### TASK PROMPT
Below are some records. Quote exactly the lines from the one that contains "Read out every word on this page." through the last, both included, and leave out the pictures.

### DATA IN THIS EXERCISE
::::
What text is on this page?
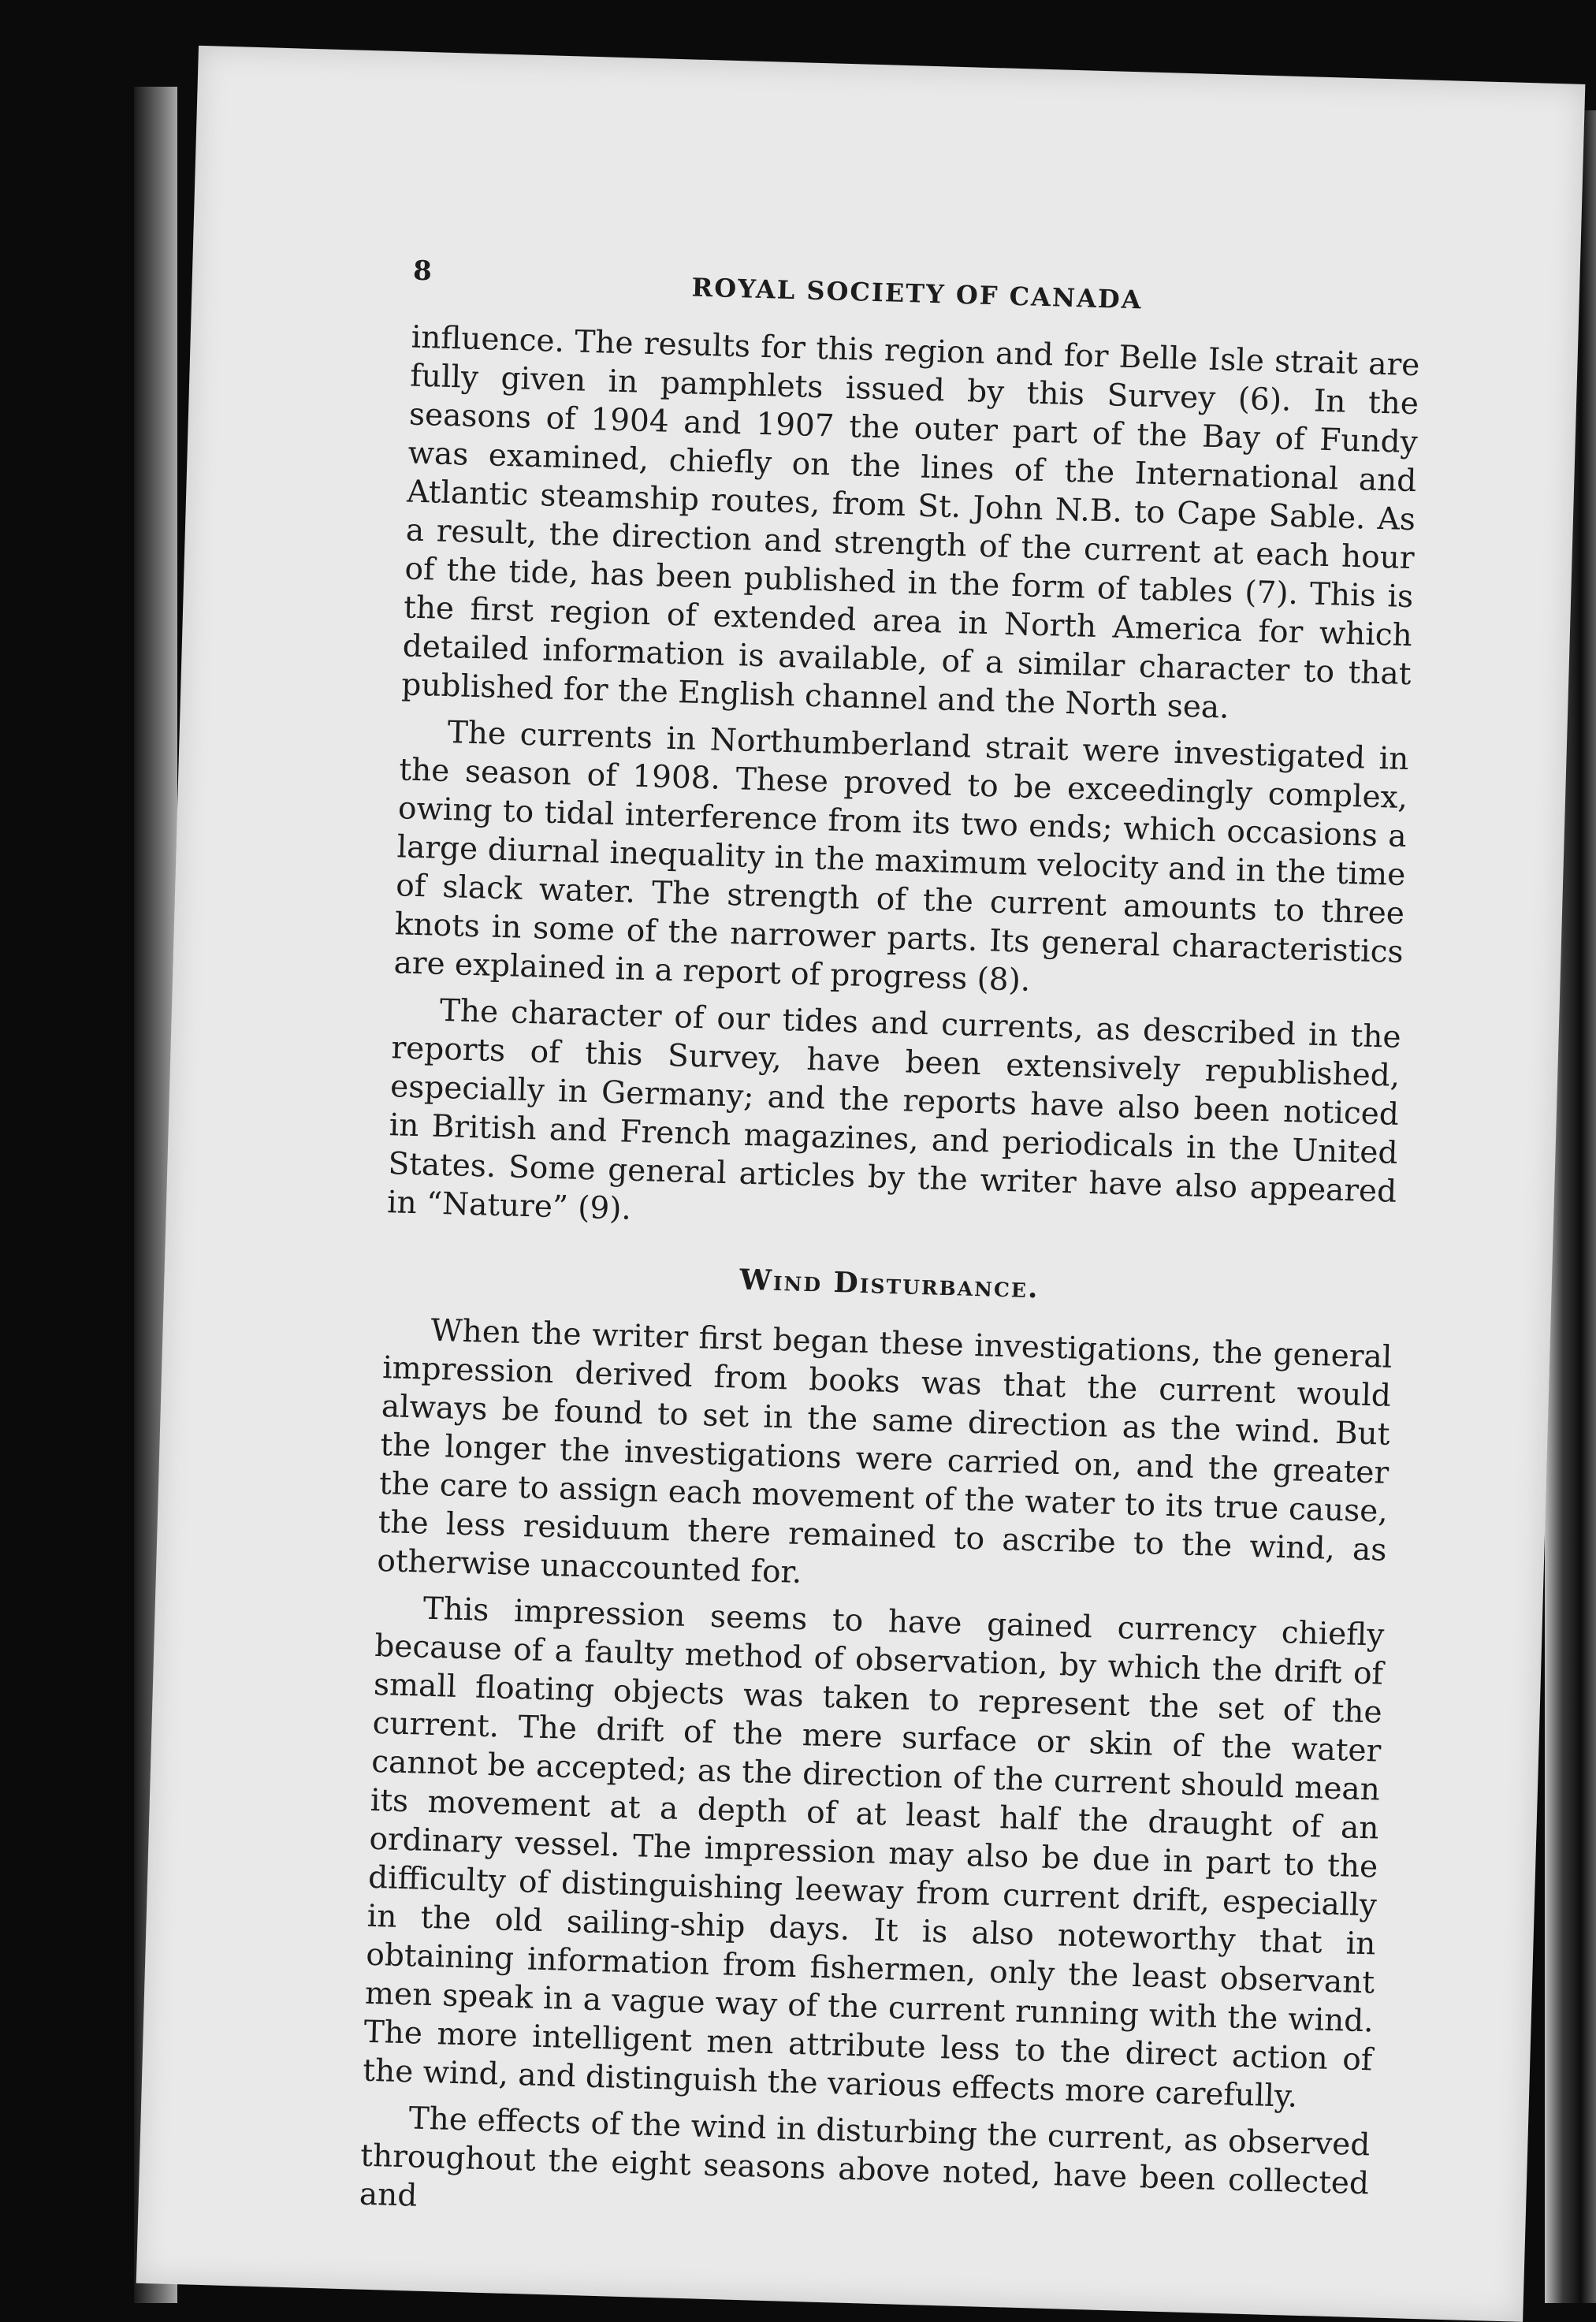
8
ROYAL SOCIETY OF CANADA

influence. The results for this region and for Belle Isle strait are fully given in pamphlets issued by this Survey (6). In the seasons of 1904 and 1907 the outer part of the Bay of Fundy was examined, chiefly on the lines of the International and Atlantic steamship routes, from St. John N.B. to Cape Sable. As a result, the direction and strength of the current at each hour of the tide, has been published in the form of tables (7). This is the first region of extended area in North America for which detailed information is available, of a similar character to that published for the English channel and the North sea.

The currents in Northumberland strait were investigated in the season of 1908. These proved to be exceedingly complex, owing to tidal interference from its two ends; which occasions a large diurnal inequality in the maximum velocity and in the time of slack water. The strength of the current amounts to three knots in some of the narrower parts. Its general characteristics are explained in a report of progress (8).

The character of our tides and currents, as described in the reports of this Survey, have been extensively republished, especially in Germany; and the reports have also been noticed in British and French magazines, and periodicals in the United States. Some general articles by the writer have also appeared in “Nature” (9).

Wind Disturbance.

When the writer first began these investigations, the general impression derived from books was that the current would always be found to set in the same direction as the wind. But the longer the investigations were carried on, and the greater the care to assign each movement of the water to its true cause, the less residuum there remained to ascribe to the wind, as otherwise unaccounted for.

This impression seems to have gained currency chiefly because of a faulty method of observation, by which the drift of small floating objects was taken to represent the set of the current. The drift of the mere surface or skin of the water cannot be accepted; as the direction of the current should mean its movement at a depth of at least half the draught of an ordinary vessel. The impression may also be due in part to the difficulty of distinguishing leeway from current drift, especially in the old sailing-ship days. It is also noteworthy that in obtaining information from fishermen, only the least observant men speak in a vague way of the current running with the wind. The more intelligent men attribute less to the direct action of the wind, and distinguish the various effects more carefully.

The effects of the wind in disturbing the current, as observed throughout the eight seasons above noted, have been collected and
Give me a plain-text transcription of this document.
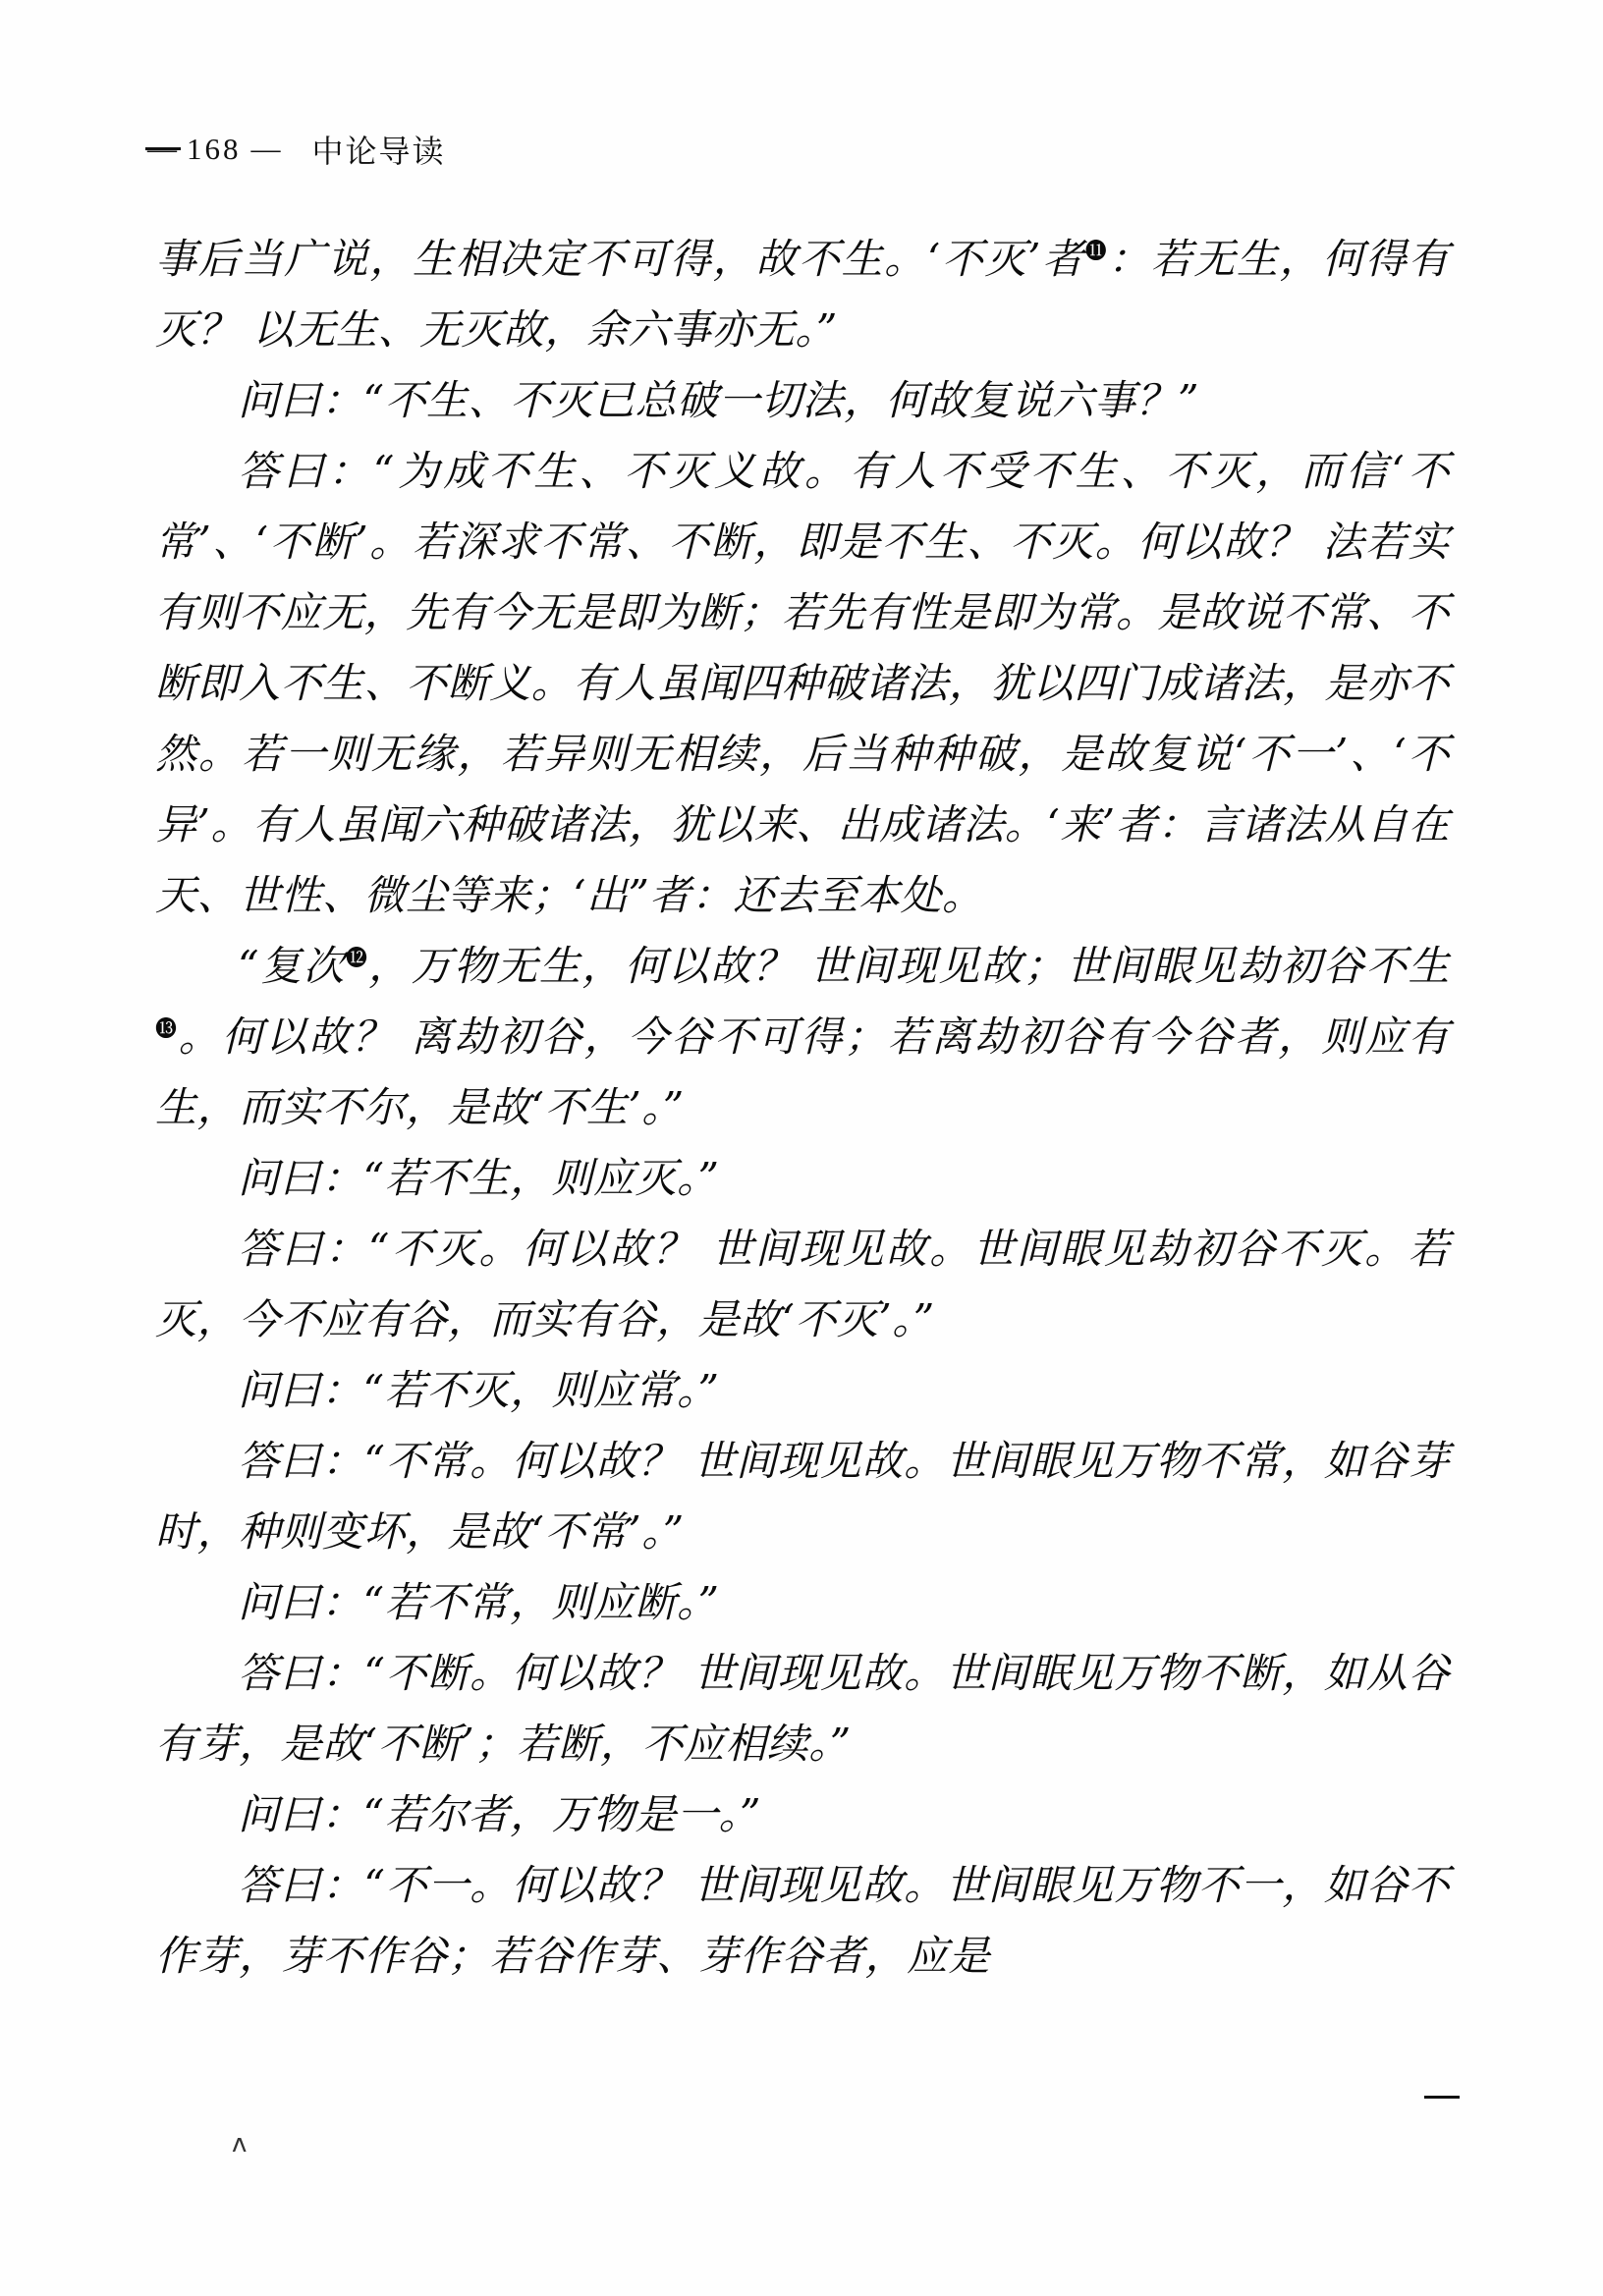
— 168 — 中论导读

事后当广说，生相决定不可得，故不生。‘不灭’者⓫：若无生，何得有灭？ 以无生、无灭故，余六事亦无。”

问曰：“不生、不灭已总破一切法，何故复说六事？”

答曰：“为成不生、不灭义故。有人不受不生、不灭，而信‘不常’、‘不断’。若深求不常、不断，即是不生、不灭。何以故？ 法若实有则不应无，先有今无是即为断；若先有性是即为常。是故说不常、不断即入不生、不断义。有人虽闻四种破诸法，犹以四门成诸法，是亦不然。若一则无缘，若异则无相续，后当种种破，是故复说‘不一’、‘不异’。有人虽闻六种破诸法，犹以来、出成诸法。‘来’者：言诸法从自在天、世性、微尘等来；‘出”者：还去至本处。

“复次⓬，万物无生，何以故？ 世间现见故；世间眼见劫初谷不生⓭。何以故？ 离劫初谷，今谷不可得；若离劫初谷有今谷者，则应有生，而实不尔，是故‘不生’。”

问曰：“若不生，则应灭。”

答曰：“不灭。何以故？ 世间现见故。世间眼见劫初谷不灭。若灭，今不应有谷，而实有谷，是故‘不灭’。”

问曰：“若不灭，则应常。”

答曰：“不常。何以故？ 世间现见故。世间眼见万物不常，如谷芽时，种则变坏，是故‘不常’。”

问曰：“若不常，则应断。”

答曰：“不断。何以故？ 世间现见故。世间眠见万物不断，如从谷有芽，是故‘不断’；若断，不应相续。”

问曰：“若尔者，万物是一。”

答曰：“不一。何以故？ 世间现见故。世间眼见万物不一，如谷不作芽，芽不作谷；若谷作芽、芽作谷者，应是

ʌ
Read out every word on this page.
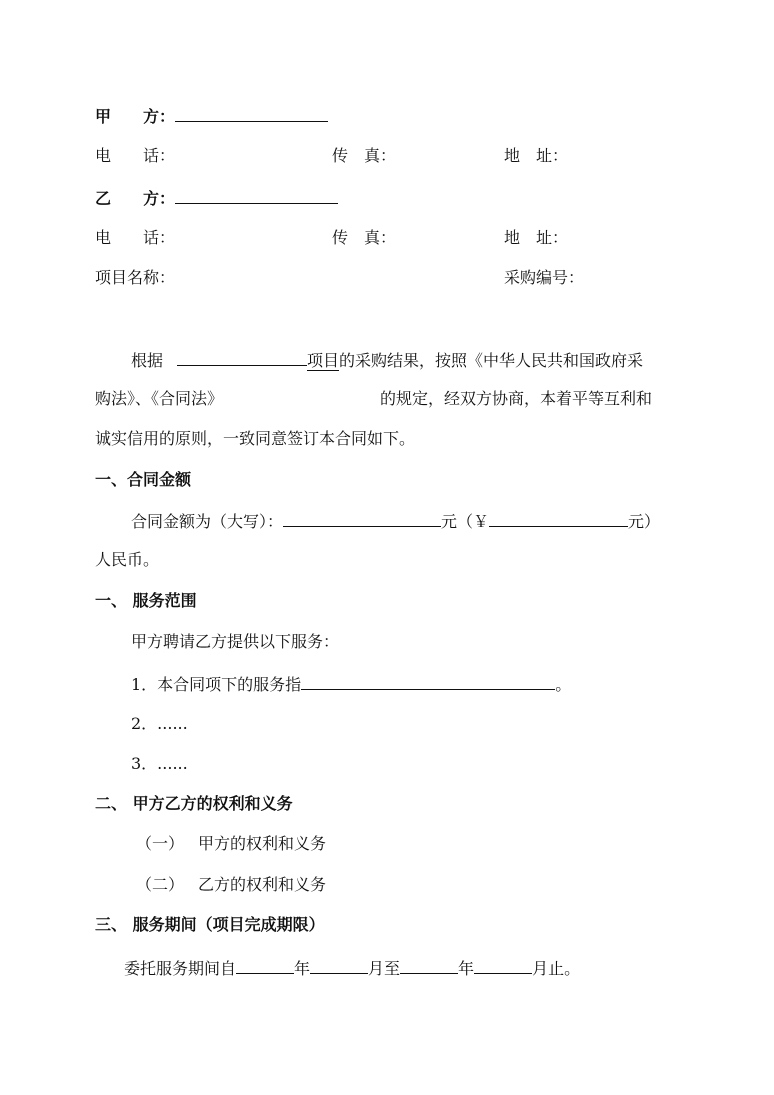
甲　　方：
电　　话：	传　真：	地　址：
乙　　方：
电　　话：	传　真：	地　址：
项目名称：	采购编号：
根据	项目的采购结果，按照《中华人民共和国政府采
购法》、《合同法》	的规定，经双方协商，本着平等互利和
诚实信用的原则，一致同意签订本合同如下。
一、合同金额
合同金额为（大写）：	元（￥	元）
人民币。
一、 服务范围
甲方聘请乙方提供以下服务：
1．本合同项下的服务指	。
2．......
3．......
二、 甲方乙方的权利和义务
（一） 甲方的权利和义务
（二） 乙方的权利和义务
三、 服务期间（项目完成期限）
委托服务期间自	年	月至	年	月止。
::::
### ANSWER TO THIS EXERCISE
Read out every word on this page.
甲　　方：
电　　话：	传　真：	地　址：
乙　　方：
电　　话：	传　真：	地　址：
项目名称：	采购编号：
根据	项目的采购结果，按照《中华人民共和国政府采
购法》、《合同法》	的规定，经双方协商，本着平等互利和
诚实信用的原则，一致同意签订本合同如下。
一、合同金额
合同金额为（大写）：	元（￥	元）
人民币。
一、 服务范围
甲方聘请乙方提供以下服务：
1．本合同项下的服务指	。
2．......
3．......
二、 甲方乙方的权利和义务
（一） 甲方的权利和义务
（二） 乙方的权利和义务
三、 服务期间（项目完成期限）
委托服务期间自	年	月至	年	月止。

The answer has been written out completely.